[Material]:
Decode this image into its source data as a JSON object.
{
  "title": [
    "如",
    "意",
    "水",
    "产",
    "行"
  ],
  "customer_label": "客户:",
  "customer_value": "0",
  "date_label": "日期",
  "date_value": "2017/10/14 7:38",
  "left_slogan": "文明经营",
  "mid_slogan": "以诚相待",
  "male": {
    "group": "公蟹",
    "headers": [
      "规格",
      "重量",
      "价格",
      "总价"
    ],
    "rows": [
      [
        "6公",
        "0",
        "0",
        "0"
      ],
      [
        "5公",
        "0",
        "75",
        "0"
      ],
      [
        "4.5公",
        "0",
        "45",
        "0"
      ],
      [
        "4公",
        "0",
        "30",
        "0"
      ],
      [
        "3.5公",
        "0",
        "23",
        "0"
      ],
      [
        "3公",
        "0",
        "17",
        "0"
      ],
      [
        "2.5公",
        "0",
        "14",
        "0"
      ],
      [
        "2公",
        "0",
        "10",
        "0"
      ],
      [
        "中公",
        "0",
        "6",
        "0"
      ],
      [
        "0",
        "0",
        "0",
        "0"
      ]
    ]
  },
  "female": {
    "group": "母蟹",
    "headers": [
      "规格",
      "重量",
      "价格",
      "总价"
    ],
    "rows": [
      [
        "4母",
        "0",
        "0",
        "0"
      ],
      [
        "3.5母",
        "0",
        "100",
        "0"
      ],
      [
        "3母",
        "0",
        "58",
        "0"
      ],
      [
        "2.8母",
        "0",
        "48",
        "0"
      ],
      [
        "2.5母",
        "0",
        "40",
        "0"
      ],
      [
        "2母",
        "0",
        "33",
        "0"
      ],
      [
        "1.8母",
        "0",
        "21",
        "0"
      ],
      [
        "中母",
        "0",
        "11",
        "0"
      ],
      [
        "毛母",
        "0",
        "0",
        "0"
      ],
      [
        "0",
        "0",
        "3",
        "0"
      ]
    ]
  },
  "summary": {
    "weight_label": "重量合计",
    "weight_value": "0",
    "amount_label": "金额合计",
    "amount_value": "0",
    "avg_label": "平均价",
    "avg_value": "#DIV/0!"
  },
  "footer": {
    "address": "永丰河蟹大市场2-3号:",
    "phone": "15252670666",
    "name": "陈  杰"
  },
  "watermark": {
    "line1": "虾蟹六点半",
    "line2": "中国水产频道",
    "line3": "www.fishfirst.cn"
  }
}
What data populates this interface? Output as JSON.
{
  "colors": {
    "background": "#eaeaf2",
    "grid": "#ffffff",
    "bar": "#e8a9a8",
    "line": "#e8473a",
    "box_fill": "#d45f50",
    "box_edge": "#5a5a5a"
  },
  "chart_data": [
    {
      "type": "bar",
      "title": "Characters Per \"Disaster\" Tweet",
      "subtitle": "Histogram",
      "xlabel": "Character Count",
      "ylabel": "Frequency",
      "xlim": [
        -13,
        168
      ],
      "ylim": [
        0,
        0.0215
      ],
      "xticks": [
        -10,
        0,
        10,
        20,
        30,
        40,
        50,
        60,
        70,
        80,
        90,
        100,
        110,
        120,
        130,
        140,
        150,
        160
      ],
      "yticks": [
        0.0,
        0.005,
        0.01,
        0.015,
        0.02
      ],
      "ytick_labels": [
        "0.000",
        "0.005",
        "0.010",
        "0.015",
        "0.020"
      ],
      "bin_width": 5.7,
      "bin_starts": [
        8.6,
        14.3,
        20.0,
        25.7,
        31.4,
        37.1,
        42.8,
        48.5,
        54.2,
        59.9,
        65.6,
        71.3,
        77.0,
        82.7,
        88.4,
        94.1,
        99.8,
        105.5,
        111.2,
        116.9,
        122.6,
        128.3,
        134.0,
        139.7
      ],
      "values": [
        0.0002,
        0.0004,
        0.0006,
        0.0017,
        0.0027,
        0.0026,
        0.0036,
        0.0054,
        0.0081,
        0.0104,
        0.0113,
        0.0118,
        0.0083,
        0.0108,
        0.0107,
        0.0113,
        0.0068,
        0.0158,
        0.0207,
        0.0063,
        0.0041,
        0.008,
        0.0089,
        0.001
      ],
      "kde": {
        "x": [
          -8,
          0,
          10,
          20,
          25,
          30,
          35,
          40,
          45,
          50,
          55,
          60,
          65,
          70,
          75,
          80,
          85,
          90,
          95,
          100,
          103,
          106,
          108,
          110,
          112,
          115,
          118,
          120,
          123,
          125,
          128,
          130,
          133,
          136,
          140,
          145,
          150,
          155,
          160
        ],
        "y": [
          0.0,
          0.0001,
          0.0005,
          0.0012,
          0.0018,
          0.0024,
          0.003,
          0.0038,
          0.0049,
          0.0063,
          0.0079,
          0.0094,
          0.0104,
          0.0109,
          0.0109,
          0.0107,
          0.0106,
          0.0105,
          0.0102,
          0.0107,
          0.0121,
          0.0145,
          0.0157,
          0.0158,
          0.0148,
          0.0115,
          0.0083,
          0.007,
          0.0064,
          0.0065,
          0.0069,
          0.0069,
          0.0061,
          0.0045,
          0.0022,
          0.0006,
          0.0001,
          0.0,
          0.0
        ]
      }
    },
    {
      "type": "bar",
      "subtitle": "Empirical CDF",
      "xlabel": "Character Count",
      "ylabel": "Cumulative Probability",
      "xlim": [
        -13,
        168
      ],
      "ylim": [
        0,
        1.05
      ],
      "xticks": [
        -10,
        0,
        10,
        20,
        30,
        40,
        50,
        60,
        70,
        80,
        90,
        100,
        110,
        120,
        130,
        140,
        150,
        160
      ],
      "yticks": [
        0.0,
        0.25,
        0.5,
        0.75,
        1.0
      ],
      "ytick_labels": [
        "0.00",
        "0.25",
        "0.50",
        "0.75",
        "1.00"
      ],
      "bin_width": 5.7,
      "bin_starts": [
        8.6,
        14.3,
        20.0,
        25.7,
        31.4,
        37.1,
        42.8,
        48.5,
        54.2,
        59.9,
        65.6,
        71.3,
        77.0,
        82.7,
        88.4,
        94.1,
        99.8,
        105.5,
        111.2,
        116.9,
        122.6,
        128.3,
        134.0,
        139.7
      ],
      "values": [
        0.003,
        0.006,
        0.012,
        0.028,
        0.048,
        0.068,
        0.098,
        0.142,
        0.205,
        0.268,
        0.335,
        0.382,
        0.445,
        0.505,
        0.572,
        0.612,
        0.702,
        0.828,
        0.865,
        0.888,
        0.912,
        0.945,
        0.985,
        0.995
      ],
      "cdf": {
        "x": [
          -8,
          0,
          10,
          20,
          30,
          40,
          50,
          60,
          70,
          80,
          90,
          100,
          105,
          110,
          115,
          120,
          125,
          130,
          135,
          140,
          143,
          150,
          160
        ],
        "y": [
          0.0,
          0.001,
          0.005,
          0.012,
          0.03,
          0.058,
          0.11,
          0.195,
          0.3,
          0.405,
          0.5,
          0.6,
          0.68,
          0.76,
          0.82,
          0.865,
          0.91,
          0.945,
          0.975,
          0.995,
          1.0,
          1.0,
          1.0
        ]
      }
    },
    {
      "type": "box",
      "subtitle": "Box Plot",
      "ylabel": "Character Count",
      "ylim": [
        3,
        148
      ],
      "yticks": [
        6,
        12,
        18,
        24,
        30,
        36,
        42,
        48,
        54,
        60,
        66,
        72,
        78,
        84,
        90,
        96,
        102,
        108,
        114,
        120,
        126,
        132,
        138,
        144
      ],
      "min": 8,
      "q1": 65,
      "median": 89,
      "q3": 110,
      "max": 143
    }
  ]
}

[What the task requires]:
Word for word, write out the data.

[Answer]:
Decode this image into its source data as a JSON object.
{
  "title": [
    "如",
    "意",
    "水",
    "产",
    "行"
  ],
  "customer_label": "客户:",
  "customer_value": "0",
  "date_label": "日期",
  "date_value": "2017/10/14 7:38",
  "left_slogan": "文明经营",
  "mid_slogan": "以诚相待",
  "male": {
    "group": "公蟹",
    "headers": [
      "规格",
      "重量",
      "价格",
      "总价"
    ],
    "rows": [
      [
        "6公",
        "0",
        "0",
        "0"
      ],
      [
        "5公",
        "0",
        "75",
        "0"
      ],
      [
        "4.5公",
        "0",
        "45",
        "0"
      ],
      [
        "4公",
        "0",
        "30",
        "0"
      ],
      [
        "3.5公",
        "0",
        "23",
        "0"
      ],
      [
        "3公",
        "0",
        "17",
        "0"
      ],
      [
        "2.5公",
        "0",
        "14",
        "0"
      ],
      [
        "2公",
        "0",
        "10",
        "0"
      ],
      [
        "中公",
        "0",
        "6",
        "0"
      ],
      [
        "0",
        "0",
        "0",
        "0"
      ]
    ]
  },
  "female": {
    "group": "母蟹",
    "headers": [
      "规格",
      "重量",
      "价格",
      "总价"
    ],
    "rows": [
      [
        "4母",
        "0",
        "0",
        "0"
      ],
      [
        "3.5母",
        "0",
        "100",
        "0"
      ],
      [
        "3母",
        "0",
        "58",
        "0"
      ],
      [
        "2.8母",
        "0",
        "48",
        "0"
      ],
      [
        "2.5母",
        "0",
        "40",
        "0"
      ],
      [
        "2母",
        "0",
        "33",
        "0"
      ],
      [
        "1.8母",
        "0",
        "21",
        "0"
      ],
      [
        "中母",
        "0",
        "11",
        "0"
      ],
      [
        "毛母",
        "0",
        "0",
        "0"
      ],
      [
        "0",
        "0",
        "3",
        "0"
      ]
    ]
  },
  "summary": {
    "weight_label": "重量合计",
    "weight_value": "0",
    "amount_label": "金额合计",
    "amount_value": "0",
    "avg_label": "平均价",
    "avg_value": "#DIV/0!"
  },
  "footer": {
    "address": "永丰河蟹大市场2-3号:",
    "phone": "15252670666",
    "name": "陈  杰"
  },
  "watermark": {
    "line1": "虾蟹六点半",
    "line2": "中国水产频道",
    "line3": "www.fishfirst.cn"
  }
}
What data populates this interface? Output as JSON.
{
  "colors": {
    "background": "#eaeaf2",
    "grid": "#ffffff",
    "bar": "#e8a9a8",
    "line": "#e8473a",
    "box_fill": "#d45f50",
    "box_edge": "#5a5a5a"
  },
  "chart_data": [
    {
      "type": "bar",
      "title": "Characters Per \"Disaster\" Tweet",
      "subtitle": "Histogram",
      "xlabel": "Character Count",
      "ylabel": "Frequency",
      "xlim": [
        -13,
        168
      ],
      "ylim": [
        0,
        0.0215
      ],
      "xticks": [
        -10,
        0,
        10,
        20,
        30,
        40,
        50,
        60,
        70,
        80,
        90,
        100,
        110,
        120,
        130,
        140,
        150,
        160
      ],
      "yticks": [
        0.0,
        0.005,
        0.01,
        0.015,
        0.02
      ],
      "ytick_labels": [
        "0.000",
        "0.005",
        "0.010",
        "0.015",
        "0.020"
      ],
      "bin_width": 5.7,
      "bin_starts": [
        8.6,
        14.3,
        20.0,
        25.7,
        31.4,
        37.1,
        42.8,
        48.5,
        54.2,
        59.9,
        65.6,
        71.3,
        77.0,
        82.7,
        88.4,
        94.1,
        99.8,
        105.5,
        111.2,
        116.9,
        122.6,
        128.3,
        134.0,
        139.7
      ],
      "values": [
        0.0002,
        0.0004,
        0.0006,
        0.0017,
        0.0027,
        0.0026,
        0.0036,
        0.0054,
        0.0081,
        0.0104,
        0.0113,
        0.0118,
        0.0083,
        0.0108,
        0.0107,
        0.0113,
        0.0068,
        0.0158,
        0.0207,
        0.0063,
        0.0041,
        0.008,
        0.0089,
        0.001
      ],
      "kde": {
        "x": [
          -8,
          0,
          10,
          20,
          25,
          30,
          35,
          40,
          45,
          50,
          55,
          60,
          65,
          70,
          75,
          80,
          85,
          90,
          95,
          100,
          103,
          106,
          108,
          110,
          112,
          115,
          118,
          120,
          123,
          125,
          128,
          130,
          133,
          136,
          140,
          145,
          150,
          155,
          160
        ],
        "y": [
          0.0,
          0.0001,
          0.0005,
          0.0012,
          0.0018,
          0.0024,
          0.003,
          0.0038,
          0.0049,
          0.0063,
          0.0079,
          0.0094,
          0.0104,
          0.0109,
          0.0109,
          0.0107,
          0.0106,
          0.0105,
          0.0102,
          0.0107,
          0.0121,
          0.0145,
          0.0157,
          0.0158,
          0.0148,
          0.0115,
          0.0083,
          0.007,
          0.0064,
          0.0065,
          0.0069,
          0.0069,
          0.0061,
          0.0045,
          0.0022,
          0.0006,
          0.0001,
          0.0,
          0.0
        ]
      }
    },
    {
      "type": "bar",
      "subtitle": "Empirical CDF",
      "xlabel": "Character Count",
      "ylabel": "Cumulative Probability",
      "xlim": [
        -13,
        168
      ],
      "ylim": [
        0,
        1.05
      ],
      "xticks": [
        -10,
        0,
        10,
        20,
        30,
        40,
        50,
        60,
        70,
        80,
        90,
        100,
        110,
        120,
        130,
        140,
        150,
        160
      ],
      "yticks": [
        0.0,
        0.25,
        0.5,
        0.75,
        1.0
      ],
      "ytick_labels": [
        "0.00",
        "0.25",
        "0.50",
        "0.75",
        "1.00"
      ],
      "bin_width": 5.7,
      "bin_starts": [
        8.6,
        14.3,
        20.0,
        25.7,
        31.4,
        37.1,
        42.8,
        48.5,
        54.2,
        59.9,
        65.6,
        71.3,
        77.0,
        82.7,
        88.4,
        94.1,
        99.8,
        105.5,
        111.2,
        116.9,
        122.6,
        128.3,
        134.0,
        139.7
      ],
      "values": [
        0.003,
        0.006,
        0.012,
        0.028,
        0.048,
        0.068,
        0.098,
        0.142,
        0.205,
        0.268,
        0.335,
        0.382,
        0.445,
        0.505,
        0.572,
        0.612,
        0.702,
        0.828,
        0.865,
        0.888,
        0.912,
        0.945,
        0.985,
        0.995
      ],
      "cdf": {
        "x": [
          -8,
          0,
          10,
          20,
          30,
          40,
          50,
          60,
          70,
          80,
          90,
          100,
          105,
          110,
          115,
          120,
          125,
          130,
          135,
          140,
          143,
          150,
          160
        ],
        "y": [
          0.0,
          0.001,
          0.005,
          0.012,
          0.03,
          0.058,
          0.11,
          0.195,
          0.3,
          0.405,
          0.5,
          0.6,
          0.68,
          0.76,
          0.82,
          0.865,
          0.91,
          0.945,
          0.975,
          0.995,
          1.0,
          1.0,
          1.0
        ]
      }
    },
    {
      "type": "box",
      "subtitle": "Box Plot",
      "ylabel": "Character Count",
      "ylim": [
        3,
        148
      ],
      "yticks": [
        6,
        12,
        18,
        24,
        30,
        36,
        42,
        48,
        54,
        60,
        66,
        72,
        78,
        84,
        90,
        96,
        102,
        108,
        114,
        120,
        126,
        132,
        138,
        144
      ],
      "min": 8,
      "q1": 65,
      "median": 89,
      "q3": 110,
      "max": 143
    }
  ]
}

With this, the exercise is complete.